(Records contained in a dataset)

..............................

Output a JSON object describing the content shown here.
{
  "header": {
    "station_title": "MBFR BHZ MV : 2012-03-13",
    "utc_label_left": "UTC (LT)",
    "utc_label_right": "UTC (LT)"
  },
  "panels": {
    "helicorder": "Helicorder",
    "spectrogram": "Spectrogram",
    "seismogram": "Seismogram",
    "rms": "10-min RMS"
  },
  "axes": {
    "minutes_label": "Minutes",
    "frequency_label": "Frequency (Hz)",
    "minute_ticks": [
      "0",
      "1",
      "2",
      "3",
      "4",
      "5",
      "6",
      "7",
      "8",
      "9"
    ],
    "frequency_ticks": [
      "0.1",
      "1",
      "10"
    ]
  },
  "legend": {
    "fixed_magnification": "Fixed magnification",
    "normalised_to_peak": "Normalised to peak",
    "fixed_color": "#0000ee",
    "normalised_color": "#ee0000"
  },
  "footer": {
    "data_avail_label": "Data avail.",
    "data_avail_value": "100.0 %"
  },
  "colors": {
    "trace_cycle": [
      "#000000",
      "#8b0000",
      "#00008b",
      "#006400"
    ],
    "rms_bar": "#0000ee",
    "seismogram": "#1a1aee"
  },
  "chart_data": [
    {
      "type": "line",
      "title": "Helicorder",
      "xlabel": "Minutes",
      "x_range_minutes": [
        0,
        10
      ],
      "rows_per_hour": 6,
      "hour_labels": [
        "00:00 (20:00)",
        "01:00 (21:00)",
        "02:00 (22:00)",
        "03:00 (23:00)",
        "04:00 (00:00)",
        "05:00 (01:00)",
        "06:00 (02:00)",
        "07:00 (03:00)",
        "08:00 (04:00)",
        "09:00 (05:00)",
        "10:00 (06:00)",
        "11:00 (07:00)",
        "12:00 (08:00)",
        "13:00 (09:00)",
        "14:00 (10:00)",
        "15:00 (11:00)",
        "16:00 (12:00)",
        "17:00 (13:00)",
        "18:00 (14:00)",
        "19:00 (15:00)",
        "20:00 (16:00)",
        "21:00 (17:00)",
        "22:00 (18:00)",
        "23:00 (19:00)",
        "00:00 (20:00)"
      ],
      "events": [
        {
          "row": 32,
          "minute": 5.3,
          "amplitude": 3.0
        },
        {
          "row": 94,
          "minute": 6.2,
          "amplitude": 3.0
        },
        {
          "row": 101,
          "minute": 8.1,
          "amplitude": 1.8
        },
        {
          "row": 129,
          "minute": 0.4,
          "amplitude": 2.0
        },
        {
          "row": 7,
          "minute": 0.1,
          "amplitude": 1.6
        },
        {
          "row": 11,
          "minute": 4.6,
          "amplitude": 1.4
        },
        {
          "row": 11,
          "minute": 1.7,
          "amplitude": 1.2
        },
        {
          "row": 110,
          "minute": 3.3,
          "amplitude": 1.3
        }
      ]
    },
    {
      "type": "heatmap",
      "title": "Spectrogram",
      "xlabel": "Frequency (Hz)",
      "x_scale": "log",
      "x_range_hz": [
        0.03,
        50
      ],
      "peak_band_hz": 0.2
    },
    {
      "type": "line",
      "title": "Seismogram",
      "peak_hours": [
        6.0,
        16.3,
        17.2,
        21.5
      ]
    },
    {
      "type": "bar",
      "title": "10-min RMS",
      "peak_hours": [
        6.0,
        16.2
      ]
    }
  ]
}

..............................

> **WHAT TO PRODUCE**: Quote the data in full, keeping each word unchanged.

> **RESULT BELOW**:
Output a JSON object describing the content shown here.
{
  "header": {
    "station_title": "MBFR BHZ MV : 2012-03-13",
    "utc_label_left": "UTC (LT)",
    "utc_label_right": "UTC (LT)"
  },
  "panels": {
    "helicorder": "Helicorder",
    "spectrogram": "Spectrogram",
    "seismogram": "Seismogram",
    "rms": "10-min RMS"
  },
  "axes": {
    "minutes_label": "Minutes",
    "frequency_label": "Frequency (Hz)",
    "minute_ticks": [
      "0",
      "1",
      "2",
      "3",
      "4",
      "5",
      "6",
      "7",
      "8",
      "9"
    ],
    "frequency_ticks": [
      "0.1",
      "1",
      "10"
    ]
  },
  "legend": {
    "fixed_magnification": "Fixed magnification",
    "normalised_to_peak": "Normalised to peak",
    "fixed_color": "#0000ee",
    "normalised_color": "#ee0000"
  },
  "footer": {
    "data_avail_label": "Data avail.",
    "data_avail_value": "100.0 %"
  },
  "colors": {
    "trace_cycle": [
      "#000000",
      "#8b0000",
      "#00008b",
      "#006400"
    ],
    "rms_bar": "#0000ee",
    "seismogram": "#1a1aee"
  },
  "chart_data": [
    {
      "type": "line",
      "title": "Helicorder",
      "xlabel": "Minutes",
      "x_range_minutes": [
        0,
        10
      ],
      "rows_per_hour": 6,
      "hour_labels": [
        "00:00 (20:00)",
        "01:00 (21:00)",
        "02:00 (22:00)",
        "03:00 (23:00)",
        "04:00 (00:00)",
        "05:00 (01:00)",
        "06:00 (02:00)",
        "07:00 (03:00)",
        "08:00 (04:00)",
        "09:00 (05:00)",
        "10:00 (06:00)",
        "11:00 (07:00)",
        "12:00 (08:00)",
        "13:00 (09:00)",
        "14:00 (10:00)",
        "15:00 (11:00)",
        "16:00 (12:00)",
        "17:00 (13:00)",
        "18:00 (14:00)",
        "19:00 (15:00)",
        "20:00 (16:00)",
        "21:00 (17:00)",
        "22:00 (18:00)",
        "23:00 (19:00)",
        "00:00 (20:00)"
      ],
      "events": [
        {
          "row": 32,
          "minute": 5.3,
          "amplitude": 3.0
        },
        {
          "row": 94,
          "minute": 6.2,
          "amplitude": 3.0
        },
        {
          "row": 101,
          "minute": 8.1,
          "amplitude": 1.8
        },
        {
          "row": 129,
          "minute": 0.4,
          "amplitude": 2.0
        },
        {
          "row": 7,
          "minute": 0.1,
          "amplitude": 1.6
        },
        {
          "row": 11,
          "minute": 4.6,
          "amplitude": 1.4
        },
        {
          "row": 11,
          "minute": 1.7,
          "amplitude": 1.2
        },
        {
          "row": 110,
          "minute": 3.3,
          "amplitude": 1.3
        }
      ]
    },
    {
      "type": "heatmap",
      "title": "Spectrogram",
      "xlabel": "Frequency (Hz)",
      "x_scale": "log",
      "x_range_hz": [
        0.03,
        50
      ],
      "peak_band_hz": 0.2
    },
    {
      "type": "line",
      "title": "Seismogram",
      "peak_hours": [
        6.0,
        16.3,
        17.2,
        21.5
      ]
    },
    {
      "type": "bar",
      "title": "10-min RMS",
      "peak_hours": [
        6.0,
        16.2
      ]
    }
  ]
}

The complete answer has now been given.